◆ Instructions for the task
Your task is to filter the data below down to the lines holding "name".

◆ Raw records
########################################

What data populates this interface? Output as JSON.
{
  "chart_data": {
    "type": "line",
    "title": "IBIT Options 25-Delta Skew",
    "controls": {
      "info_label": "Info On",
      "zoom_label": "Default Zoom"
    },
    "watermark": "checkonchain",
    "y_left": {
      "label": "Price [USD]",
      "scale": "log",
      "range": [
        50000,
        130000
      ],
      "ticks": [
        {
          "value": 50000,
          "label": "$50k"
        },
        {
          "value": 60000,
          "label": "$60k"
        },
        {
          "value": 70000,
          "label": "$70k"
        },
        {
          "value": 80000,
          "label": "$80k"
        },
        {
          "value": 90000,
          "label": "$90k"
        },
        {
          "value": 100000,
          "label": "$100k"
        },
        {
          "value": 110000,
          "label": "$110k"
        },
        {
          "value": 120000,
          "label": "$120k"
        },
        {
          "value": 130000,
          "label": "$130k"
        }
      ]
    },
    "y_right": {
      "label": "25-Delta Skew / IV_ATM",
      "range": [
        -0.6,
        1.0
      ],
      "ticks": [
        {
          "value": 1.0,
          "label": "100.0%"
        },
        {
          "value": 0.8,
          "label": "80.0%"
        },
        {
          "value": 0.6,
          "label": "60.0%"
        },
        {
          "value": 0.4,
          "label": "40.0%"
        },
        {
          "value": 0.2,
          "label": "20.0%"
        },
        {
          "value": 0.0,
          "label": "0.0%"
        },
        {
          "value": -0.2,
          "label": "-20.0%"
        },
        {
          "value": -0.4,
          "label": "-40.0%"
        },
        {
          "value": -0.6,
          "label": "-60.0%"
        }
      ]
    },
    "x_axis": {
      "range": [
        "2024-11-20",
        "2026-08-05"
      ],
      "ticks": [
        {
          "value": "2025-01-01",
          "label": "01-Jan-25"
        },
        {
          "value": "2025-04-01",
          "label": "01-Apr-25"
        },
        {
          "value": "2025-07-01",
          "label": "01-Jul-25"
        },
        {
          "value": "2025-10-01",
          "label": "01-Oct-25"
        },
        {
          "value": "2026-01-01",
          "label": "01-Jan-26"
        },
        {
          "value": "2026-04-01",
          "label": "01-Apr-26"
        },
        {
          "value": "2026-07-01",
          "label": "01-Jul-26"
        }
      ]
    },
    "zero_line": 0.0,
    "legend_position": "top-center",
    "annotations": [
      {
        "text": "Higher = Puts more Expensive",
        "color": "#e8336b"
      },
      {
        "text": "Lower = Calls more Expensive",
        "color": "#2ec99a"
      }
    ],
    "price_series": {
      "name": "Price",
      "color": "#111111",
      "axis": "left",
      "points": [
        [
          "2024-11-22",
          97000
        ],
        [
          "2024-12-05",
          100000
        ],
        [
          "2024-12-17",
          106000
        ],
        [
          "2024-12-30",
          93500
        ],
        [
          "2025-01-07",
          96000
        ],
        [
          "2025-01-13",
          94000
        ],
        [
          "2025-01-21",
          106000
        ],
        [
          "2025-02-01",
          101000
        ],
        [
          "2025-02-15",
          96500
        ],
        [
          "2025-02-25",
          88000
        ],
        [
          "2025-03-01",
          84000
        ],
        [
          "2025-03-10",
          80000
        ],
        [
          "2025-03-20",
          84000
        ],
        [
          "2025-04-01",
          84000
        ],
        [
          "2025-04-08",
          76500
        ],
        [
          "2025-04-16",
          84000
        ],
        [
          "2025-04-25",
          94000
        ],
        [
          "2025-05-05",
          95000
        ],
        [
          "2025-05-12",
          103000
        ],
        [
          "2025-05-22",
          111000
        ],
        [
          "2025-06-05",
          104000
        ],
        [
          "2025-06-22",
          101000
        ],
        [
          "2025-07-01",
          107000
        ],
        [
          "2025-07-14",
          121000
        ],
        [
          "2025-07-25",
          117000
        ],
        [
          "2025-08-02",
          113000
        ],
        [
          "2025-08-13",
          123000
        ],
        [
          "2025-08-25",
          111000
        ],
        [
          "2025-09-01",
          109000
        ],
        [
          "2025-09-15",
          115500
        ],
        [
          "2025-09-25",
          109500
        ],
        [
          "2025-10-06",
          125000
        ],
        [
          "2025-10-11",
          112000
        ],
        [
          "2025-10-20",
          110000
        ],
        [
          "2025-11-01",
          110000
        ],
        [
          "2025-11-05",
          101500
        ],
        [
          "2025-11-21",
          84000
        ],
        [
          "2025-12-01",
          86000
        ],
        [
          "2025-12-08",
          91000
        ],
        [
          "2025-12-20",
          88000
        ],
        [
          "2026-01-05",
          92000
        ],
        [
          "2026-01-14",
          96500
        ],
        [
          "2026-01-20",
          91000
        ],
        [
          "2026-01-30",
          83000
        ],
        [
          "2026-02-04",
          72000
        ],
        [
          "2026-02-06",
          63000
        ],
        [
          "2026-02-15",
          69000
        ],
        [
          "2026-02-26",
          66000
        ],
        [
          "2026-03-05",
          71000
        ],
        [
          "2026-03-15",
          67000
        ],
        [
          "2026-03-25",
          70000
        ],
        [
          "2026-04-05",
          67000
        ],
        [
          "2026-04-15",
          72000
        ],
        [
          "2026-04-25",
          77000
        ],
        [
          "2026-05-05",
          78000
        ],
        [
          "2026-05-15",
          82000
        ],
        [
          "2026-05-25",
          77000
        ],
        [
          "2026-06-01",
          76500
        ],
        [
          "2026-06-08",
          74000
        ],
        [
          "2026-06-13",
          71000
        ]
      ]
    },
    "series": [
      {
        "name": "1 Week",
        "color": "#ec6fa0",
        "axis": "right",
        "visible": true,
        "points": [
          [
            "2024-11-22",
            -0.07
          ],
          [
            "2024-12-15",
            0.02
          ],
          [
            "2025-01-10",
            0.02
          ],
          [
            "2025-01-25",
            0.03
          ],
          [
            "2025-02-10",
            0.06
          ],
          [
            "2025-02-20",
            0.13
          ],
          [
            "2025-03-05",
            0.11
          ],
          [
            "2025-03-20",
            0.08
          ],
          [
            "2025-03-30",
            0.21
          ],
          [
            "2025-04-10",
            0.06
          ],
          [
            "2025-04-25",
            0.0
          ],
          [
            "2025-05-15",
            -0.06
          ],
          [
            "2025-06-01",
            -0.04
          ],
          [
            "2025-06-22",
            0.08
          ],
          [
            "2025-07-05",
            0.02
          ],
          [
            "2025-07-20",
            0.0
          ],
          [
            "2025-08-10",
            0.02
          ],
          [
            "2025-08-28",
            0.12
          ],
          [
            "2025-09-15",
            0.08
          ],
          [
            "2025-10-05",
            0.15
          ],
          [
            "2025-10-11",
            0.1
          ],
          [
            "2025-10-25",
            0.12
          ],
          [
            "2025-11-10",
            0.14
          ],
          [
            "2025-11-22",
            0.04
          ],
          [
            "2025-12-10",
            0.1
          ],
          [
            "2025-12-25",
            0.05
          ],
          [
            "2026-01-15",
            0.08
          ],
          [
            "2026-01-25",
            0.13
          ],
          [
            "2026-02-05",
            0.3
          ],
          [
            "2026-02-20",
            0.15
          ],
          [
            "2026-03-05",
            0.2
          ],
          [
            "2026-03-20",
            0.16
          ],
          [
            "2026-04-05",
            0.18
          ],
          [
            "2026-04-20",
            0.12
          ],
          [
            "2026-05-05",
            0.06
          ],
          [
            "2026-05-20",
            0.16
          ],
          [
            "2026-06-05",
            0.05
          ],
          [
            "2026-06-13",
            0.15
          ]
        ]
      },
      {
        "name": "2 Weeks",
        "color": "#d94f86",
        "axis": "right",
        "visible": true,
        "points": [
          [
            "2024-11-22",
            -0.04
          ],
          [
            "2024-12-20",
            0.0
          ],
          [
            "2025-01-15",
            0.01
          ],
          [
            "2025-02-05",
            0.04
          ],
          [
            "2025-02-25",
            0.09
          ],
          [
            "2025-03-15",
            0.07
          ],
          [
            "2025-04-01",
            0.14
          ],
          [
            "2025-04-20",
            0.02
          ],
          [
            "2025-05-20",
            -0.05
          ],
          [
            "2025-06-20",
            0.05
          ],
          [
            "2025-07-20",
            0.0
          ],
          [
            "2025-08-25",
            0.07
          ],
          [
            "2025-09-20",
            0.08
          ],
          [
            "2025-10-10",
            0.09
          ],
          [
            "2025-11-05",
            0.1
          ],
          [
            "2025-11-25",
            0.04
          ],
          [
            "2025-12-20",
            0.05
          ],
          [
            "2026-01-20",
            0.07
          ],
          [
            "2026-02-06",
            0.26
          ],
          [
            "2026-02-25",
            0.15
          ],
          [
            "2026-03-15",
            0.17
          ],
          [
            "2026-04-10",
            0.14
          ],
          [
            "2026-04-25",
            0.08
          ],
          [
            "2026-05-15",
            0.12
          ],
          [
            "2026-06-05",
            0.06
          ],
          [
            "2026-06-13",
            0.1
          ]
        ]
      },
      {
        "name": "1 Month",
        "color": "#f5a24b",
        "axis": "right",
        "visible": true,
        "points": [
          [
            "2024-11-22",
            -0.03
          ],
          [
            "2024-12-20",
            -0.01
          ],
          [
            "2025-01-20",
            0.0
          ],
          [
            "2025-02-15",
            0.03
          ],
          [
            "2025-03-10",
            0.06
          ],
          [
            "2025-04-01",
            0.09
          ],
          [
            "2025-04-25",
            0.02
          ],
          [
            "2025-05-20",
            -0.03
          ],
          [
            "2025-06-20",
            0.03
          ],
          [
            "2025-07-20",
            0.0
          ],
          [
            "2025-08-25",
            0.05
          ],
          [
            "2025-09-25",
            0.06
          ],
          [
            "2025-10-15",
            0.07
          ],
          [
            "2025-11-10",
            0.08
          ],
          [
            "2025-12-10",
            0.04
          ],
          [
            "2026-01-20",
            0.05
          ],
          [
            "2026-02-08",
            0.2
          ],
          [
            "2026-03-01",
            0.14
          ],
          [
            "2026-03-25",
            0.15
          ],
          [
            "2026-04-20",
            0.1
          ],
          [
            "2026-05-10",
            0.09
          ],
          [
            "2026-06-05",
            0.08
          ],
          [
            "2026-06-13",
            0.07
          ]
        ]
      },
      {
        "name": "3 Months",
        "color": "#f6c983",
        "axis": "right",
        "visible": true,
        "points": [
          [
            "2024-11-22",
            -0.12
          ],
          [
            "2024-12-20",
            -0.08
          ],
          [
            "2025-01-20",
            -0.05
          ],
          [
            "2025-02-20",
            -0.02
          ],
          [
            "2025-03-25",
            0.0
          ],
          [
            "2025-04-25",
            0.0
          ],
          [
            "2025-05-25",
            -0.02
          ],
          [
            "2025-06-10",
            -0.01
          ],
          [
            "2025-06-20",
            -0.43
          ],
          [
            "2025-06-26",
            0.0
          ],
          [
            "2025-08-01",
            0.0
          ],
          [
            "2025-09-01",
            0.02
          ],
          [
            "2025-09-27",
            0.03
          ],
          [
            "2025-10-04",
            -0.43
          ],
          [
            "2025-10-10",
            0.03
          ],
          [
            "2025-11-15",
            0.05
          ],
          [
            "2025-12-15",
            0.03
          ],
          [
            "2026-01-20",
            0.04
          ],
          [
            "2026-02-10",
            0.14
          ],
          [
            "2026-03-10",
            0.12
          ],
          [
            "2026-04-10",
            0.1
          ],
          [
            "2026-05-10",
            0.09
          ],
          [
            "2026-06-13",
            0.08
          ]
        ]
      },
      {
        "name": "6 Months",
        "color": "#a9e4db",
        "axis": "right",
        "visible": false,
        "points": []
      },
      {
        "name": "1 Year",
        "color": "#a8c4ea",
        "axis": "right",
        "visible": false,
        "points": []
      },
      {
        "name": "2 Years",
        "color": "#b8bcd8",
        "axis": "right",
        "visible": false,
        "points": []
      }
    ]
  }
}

########################################

◆ Output
      "name": "Price",
        "name": "1 Week",
        "name": "2 Weeks",
        "name": "1 Month",
        "name": "3 Months",
        "name": "6 Months",
        "name": "1 Year",
        "name": "2 Years",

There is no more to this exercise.